Dataset items:
* * * * *

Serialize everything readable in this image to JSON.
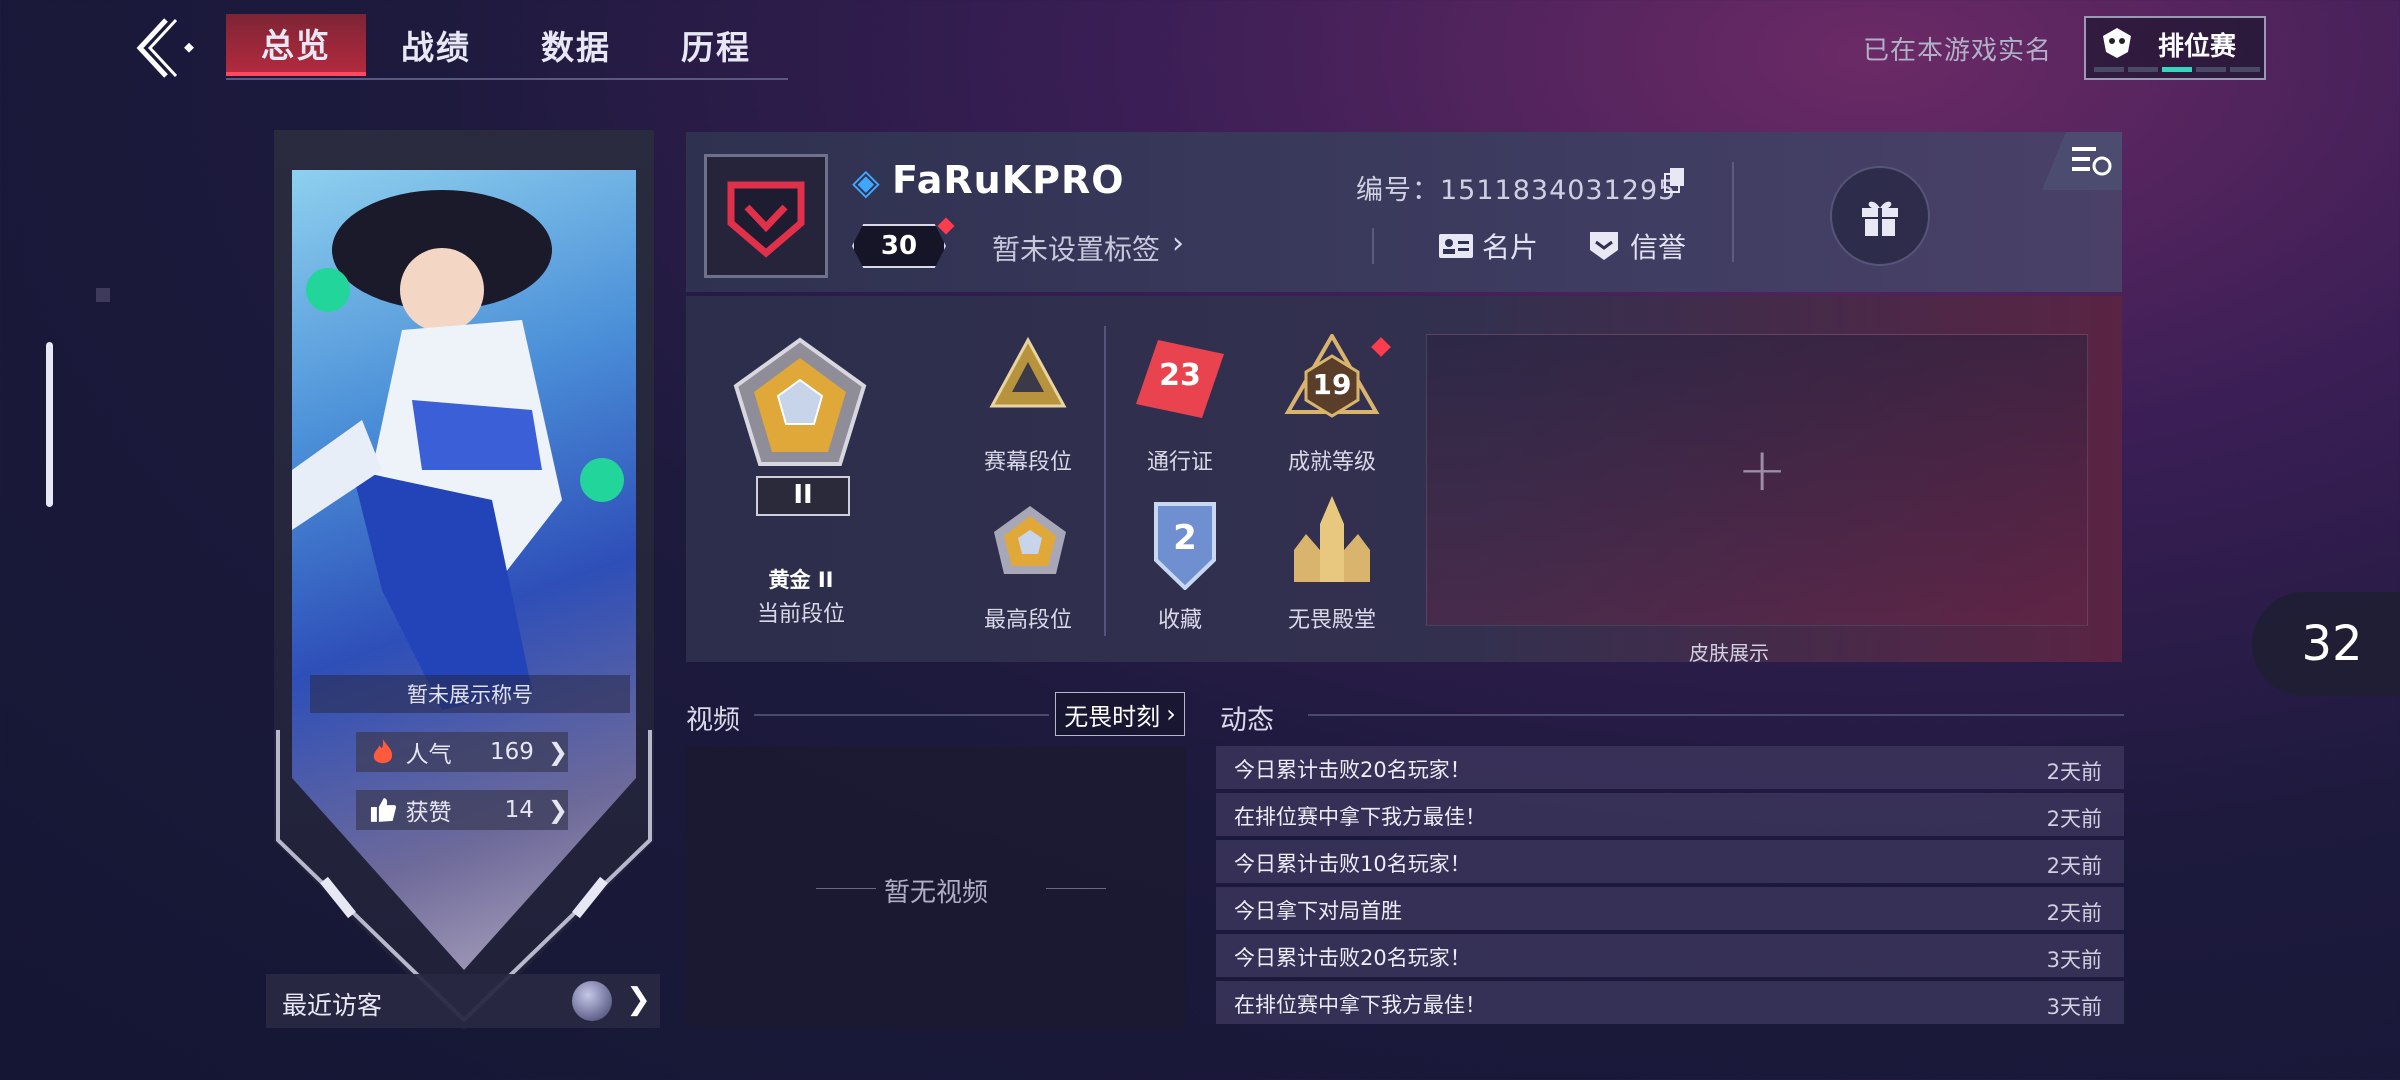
{
  "nav": {
    "tabs": [
      {
        "label": "总览",
        "active": true
      },
      {
        "label": "战绩"
      },
      {
        "label": "数据"
      },
      {
        "label": "历程"
      }
    ],
    "realname_text": "已在本游戏实名",
    "ranked_label": "排位赛"
  },
  "banner": {
    "title_plate": "暂未展示称号",
    "popularity": {
      "label": "人气",
      "value": "169"
    },
    "likes": {
      "label": "获赞",
      "value": "14"
    },
    "recent_visitors": "最近访客"
  },
  "profile": {
    "nickname": "FaRuKPRO",
    "level": "30",
    "tagline": "暂未设置标签",
    "id_label": "编号：1511834031295",
    "card_label": "名片",
    "reputation_label": "信誉"
  },
  "ranks": {
    "current_rank_name": "黄金 II",
    "current_rank_label": "当前段位",
    "season_rank": "赛幕段位",
    "highest_rank": "最高段位",
    "pass_label": "通行证",
    "pass_value": "23",
    "collection_label": "收藏",
    "collection_value": "2",
    "achievement_label": "成就等级",
    "achievement_value": "19",
    "hall_label": "无畏殿堂",
    "skin_label": "皮肤展示",
    "rank_numeral": "II"
  },
  "video": {
    "title": "视频",
    "moment_btn": "无畏时刻",
    "empty_text": "暂无视频"
  },
  "feed": {
    "title": "动态",
    "items": [
      {
        "text": "今日累计击败20名玩家！",
        "time": "2天前"
      },
      {
        "text": "在排位赛中拿下我方最佳！",
        "time": "2天前"
      },
      {
        "text": "今日累计击败10名玩家！",
        "time": "2天前"
      },
      {
        "text": "今日拿下对局首胜",
        "time": "2天前"
      },
      {
        "text": "今日累计击败20名玩家！",
        "time": "3天前"
      },
      {
        "text": "在排位赛中拿下我方最佳！",
        "time": "3天前"
      }
    ]
  },
  "page_number": "32",
  "colors": {
    "accent": "#ff4760",
    "teal": "#35d6c0",
    "nick_icon": "#3ea7ff"
  },
  "icons": [
    "back-icon",
    "gift-icon",
    "fire-icon",
    "thumb-up-icon",
    "card-icon",
    "shield-icon",
    "copy-icon",
    "settings-list-icon"
  ]
}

* * * * *

# [Problem]
Output the records above exactly as they are, leaving out the pictures.

# [The completed task]
Serialize everything readable in this image to JSON.
{
  "nav": {
    "tabs": [
      {
        "label": "总览",
        "active": true
      },
      {
        "label": "战绩"
      },
      {
        "label": "数据"
      },
      {
        "label": "历程"
      }
    ],
    "realname_text": "已在本游戏实名",
    "ranked_label": "排位赛"
  },
  "banner": {
    "title_plate": "暂未展示称号",
    "popularity": {
      "label": "人气",
      "value": "169"
    },
    "likes": {
      "label": "获赞",
      "value": "14"
    },
    "recent_visitors": "最近访客"
  },
  "profile": {
    "nickname": "FaRuKPRO",
    "level": "30",
    "tagline": "暂未设置标签",
    "id_label": "编号：1511834031295",
    "card_label": "名片",
    "reputation_label": "信誉"
  },
  "ranks": {
    "current_rank_name": "黄金 II",
    "current_rank_label": "当前段位",
    "season_rank": "赛幕段位",
    "highest_rank": "最高段位",
    "pass_label": "通行证",
    "pass_value": "23",
    "collection_label": "收藏",
    "collection_value": "2",
    "achievement_label": "成就等级",
    "achievement_value": "19",
    "hall_label": "无畏殿堂",
    "skin_label": "皮肤展示",
    "rank_numeral": "II"
  },
  "video": {
    "title": "视频",
    "moment_btn": "无畏时刻",
    "empty_text": "暂无视频"
  },
  "feed": {
    "title": "动态",
    "items": [
      {
        "text": "今日累计击败20名玩家！",
        "time": "2天前"
      },
      {
        "text": "在排位赛中拿下我方最佳！",
        "time": "2天前"
      },
      {
        "text": "今日累计击败10名玩家！",
        "time": "2天前"
      },
      {
        "text": "今日拿下对局首胜",
        "time": "2天前"
      },
      {
        "text": "今日累计击败20名玩家！",
        "time": "3天前"
      },
      {
        "text": "在排位赛中拿下我方最佳！",
        "time": "3天前"
      }
    ]
  },
  "page_number": "32",
  "colors": {
    "accent": "#ff4760",
    "teal": "#35d6c0",
    "nick_icon": "#3ea7ff"
  },
  "icons": [
    "back-icon",
    "gift-icon",
    "fire-icon",
    "thumb-up-icon",
    "card-icon",
    "shield-icon",
    "copy-icon",
    "settings-list-icon"
  ]
}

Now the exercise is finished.